**Stored data:**
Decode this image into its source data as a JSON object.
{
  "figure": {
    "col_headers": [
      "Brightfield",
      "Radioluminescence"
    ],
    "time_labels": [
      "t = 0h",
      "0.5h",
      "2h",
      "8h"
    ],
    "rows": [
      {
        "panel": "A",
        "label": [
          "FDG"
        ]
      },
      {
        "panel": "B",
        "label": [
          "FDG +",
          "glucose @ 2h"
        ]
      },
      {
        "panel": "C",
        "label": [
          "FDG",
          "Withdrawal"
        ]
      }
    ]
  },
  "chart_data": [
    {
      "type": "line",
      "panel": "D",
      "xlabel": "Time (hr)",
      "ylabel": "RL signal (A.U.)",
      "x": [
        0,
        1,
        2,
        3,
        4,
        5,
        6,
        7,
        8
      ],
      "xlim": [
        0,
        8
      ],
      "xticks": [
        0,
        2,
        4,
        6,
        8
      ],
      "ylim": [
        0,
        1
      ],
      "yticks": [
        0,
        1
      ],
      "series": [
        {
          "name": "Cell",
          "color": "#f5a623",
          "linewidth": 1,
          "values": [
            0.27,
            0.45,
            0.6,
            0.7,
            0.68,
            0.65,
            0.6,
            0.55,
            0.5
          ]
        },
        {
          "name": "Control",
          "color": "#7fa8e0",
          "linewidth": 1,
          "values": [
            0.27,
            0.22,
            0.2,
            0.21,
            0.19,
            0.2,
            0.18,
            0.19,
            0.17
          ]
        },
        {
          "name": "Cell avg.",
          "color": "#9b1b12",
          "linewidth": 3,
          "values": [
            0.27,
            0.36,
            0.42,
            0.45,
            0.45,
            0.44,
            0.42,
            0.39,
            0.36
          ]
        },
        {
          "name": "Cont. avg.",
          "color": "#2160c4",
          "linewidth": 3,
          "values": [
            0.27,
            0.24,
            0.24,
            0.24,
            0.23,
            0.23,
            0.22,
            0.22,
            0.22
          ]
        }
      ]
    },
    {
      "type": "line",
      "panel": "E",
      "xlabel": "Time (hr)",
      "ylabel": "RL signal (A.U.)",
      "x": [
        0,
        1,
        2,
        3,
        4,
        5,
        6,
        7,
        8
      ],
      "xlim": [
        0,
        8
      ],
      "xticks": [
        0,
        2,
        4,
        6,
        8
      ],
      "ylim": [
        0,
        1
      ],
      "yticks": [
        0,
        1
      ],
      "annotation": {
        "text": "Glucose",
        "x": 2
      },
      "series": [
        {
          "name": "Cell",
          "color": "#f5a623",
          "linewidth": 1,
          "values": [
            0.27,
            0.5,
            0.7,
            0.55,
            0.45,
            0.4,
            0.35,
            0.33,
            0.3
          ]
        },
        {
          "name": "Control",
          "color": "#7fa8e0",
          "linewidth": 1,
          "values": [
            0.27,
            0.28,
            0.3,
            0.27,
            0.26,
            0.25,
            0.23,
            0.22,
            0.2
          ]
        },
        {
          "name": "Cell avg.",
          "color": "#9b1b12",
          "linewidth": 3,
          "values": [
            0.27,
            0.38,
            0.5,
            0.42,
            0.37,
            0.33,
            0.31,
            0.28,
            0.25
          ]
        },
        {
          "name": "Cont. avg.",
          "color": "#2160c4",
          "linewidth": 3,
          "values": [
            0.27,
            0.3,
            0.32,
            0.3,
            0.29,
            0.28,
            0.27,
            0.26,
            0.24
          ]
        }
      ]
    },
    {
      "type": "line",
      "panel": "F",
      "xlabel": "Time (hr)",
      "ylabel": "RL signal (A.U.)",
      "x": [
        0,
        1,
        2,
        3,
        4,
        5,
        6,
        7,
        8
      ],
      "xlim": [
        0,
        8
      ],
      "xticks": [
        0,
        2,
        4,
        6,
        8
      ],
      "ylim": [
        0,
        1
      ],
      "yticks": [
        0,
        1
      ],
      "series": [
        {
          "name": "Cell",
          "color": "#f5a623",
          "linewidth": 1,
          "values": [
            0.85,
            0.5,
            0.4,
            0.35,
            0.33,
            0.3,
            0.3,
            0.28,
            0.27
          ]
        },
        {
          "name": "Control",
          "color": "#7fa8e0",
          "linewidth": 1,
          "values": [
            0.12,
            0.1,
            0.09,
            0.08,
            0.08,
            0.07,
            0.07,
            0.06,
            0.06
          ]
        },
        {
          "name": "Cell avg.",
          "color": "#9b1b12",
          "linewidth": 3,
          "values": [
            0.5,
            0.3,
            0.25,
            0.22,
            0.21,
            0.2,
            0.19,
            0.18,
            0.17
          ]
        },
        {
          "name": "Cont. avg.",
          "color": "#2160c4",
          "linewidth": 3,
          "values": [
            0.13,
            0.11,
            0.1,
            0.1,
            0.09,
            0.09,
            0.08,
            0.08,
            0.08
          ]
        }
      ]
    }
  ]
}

**What is required:** Output the records exactly, including every line.

**Solution to this problem:**
Decode this image into its source data as a JSON object.
{
  "figure": {
    "col_headers": [
      "Brightfield",
      "Radioluminescence"
    ],
    "time_labels": [
      "t = 0h",
      "0.5h",
      "2h",
      "8h"
    ],
    "rows": [
      {
        "panel": "A",
        "label": [
          "FDG"
        ]
      },
      {
        "panel": "B",
        "label": [
          "FDG +",
          "glucose @ 2h"
        ]
      },
      {
        "panel": "C",
        "label": [
          "FDG",
          "Withdrawal"
        ]
      }
    ]
  },
  "chart_data": [
    {
      "type": "line",
      "panel": "D",
      "xlabel": "Time (hr)",
      "ylabel": "RL signal (A.U.)",
      "x": [
        0,
        1,
        2,
        3,
        4,
        5,
        6,
        7,
        8
      ],
      "xlim": [
        0,
        8
      ],
      "xticks": [
        0,
        2,
        4,
        6,
        8
      ],
      "ylim": [
        0,
        1
      ],
      "yticks": [
        0,
        1
      ],
      "series": [
        {
          "name": "Cell",
          "color": "#f5a623",
          "linewidth": 1,
          "values": [
            0.27,
            0.45,
            0.6,
            0.7,
            0.68,
            0.65,
            0.6,
            0.55,
            0.5
          ]
        },
        {
          "name": "Control",
          "color": "#7fa8e0",
          "linewidth": 1,
          "values": [
            0.27,
            0.22,
            0.2,
            0.21,
            0.19,
            0.2,
            0.18,
            0.19,
            0.17
          ]
        },
        {
          "name": "Cell avg.",
          "color": "#9b1b12",
          "linewidth": 3,
          "values": [
            0.27,
            0.36,
            0.42,
            0.45,
            0.45,
            0.44,
            0.42,
            0.39,
            0.36
          ]
        },
        {
          "name": "Cont. avg.",
          "color": "#2160c4",
          "linewidth": 3,
          "values": [
            0.27,
            0.24,
            0.24,
            0.24,
            0.23,
            0.23,
            0.22,
            0.22,
            0.22
          ]
        }
      ]
    },
    {
      "type": "line",
      "panel": "E",
      "xlabel": "Time (hr)",
      "ylabel": "RL signal (A.U.)",
      "x": [
        0,
        1,
        2,
        3,
        4,
        5,
        6,
        7,
        8
      ],
      "xlim": [
        0,
        8
      ],
      "xticks": [
        0,
        2,
        4,
        6,
        8
      ],
      "ylim": [
        0,
        1
      ],
      "yticks": [
        0,
        1
      ],
      "annotation": {
        "text": "Glucose",
        "x": 2
      },
      "series": [
        {
          "name": "Cell",
          "color": "#f5a623",
          "linewidth": 1,
          "values": [
            0.27,
            0.5,
            0.7,
            0.55,
            0.45,
            0.4,
            0.35,
            0.33,
            0.3
          ]
        },
        {
          "name": "Control",
          "color": "#7fa8e0",
          "linewidth": 1,
          "values": [
            0.27,
            0.28,
            0.3,
            0.27,
            0.26,
            0.25,
            0.23,
            0.22,
            0.2
          ]
        },
        {
          "name": "Cell avg.",
          "color": "#9b1b12",
          "linewidth": 3,
          "values": [
            0.27,
            0.38,
            0.5,
            0.42,
            0.37,
            0.33,
            0.31,
            0.28,
            0.25
          ]
        },
        {
          "name": "Cont. avg.",
          "color": "#2160c4",
          "linewidth": 3,
          "values": [
            0.27,
            0.3,
            0.32,
            0.3,
            0.29,
            0.28,
            0.27,
            0.26,
            0.24
          ]
        }
      ]
    },
    {
      "type": "line",
      "panel": "F",
      "xlabel": "Time (hr)",
      "ylabel": "RL signal (A.U.)",
      "x": [
        0,
        1,
        2,
        3,
        4,
        5,
        6,
        7,
        8
      ],
      "xlim": [
        0,
        8
      ],
      "xticks": [
        0,
        2,
        4,
        6,
        8
      ],
      "ylim": [
        0,
        1
      ],
      "yticks": [
        0,
        1
      ],
      "series": [
        {
          "name": "Cell",
          "color": "#f5a623",
          "linewidth": 1,
          "values": [
            0.85,
            0.5,
            0.4,
            0.35,
            0.33,
            0.3,
            0.3,
            0.28,
            0.27
          ]
        },
        {
          "name": "Control",
          "color": "#7fa8e0",
          "linewidth": 1,
          "values": [
            0.12,
            0.1,
            0.09,
            0.08,
            0.08,
            0.07,
            0.07,
            0.06,
            0.06
          ]
        },
        {
          "name": "Cell avg.",
          "color": "#9b1b12",
          "linewidth": 3,
          "values": [
            0.5,
            0.3,
            0.25,
            0.22,
            0.21,
            0.2,
            0.19,
            0.18,
            0.17
          ]
        },
        {
          "name": "Cont. avg.",
          "color": "#2160c4",
          "linewidth": 3,
          "values": [
            0.13,
            0.11,
            0.1,
            0.1,
            0.09,
            0.09,
            0.08,
            0.08,
            0.08
          ]
        }
      ]
    }
  ]
}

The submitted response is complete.